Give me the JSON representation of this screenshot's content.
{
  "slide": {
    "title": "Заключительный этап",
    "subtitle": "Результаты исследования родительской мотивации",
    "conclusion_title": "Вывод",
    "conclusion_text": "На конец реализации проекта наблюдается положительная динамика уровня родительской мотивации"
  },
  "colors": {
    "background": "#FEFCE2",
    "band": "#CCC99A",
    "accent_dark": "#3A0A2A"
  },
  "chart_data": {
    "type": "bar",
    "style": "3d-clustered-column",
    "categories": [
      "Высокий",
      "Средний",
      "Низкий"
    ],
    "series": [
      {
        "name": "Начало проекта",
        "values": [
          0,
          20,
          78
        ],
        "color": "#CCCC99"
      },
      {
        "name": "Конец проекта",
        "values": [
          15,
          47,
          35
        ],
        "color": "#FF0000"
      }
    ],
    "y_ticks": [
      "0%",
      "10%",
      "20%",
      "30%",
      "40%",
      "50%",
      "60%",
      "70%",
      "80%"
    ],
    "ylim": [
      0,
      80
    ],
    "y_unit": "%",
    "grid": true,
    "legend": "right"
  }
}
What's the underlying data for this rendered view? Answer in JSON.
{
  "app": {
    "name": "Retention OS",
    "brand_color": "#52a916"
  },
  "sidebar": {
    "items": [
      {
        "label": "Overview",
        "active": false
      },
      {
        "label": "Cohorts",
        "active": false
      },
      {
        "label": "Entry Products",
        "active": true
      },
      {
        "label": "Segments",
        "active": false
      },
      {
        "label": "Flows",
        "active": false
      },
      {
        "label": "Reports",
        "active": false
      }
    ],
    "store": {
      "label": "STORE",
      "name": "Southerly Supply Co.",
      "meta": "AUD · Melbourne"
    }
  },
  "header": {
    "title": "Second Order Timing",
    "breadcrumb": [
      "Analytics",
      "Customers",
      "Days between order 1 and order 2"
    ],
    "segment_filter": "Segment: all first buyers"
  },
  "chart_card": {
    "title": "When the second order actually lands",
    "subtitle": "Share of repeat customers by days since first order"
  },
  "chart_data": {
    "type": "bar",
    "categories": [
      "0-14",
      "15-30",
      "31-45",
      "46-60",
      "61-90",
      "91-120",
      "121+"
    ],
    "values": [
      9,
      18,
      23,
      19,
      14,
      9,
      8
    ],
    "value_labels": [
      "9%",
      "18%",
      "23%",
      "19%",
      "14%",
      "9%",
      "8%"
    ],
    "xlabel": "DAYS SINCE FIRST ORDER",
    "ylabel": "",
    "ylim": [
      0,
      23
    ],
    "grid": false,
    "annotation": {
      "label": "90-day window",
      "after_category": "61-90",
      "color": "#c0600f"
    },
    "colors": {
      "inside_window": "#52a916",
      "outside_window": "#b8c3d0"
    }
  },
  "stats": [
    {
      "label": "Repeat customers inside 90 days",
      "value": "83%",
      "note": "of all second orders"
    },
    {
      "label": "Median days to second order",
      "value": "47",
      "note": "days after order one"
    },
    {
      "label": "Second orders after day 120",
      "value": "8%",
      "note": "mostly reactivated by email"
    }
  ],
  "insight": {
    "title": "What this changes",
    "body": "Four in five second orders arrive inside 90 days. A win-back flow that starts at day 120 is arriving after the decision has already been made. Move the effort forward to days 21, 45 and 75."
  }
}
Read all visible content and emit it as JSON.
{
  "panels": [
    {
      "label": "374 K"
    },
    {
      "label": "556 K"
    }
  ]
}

### [WRITTEN EXERCISE]
Scan the material for lines with the word "проекта", and copy each line you find.

### [WRITTEN SOLUTION]
    "conclusion_text": "На конец реализации проекта наблюдается положительная динамика уровня родительской мотивации"
        "name": "Начало проекта",
        "name": "Конец проекта",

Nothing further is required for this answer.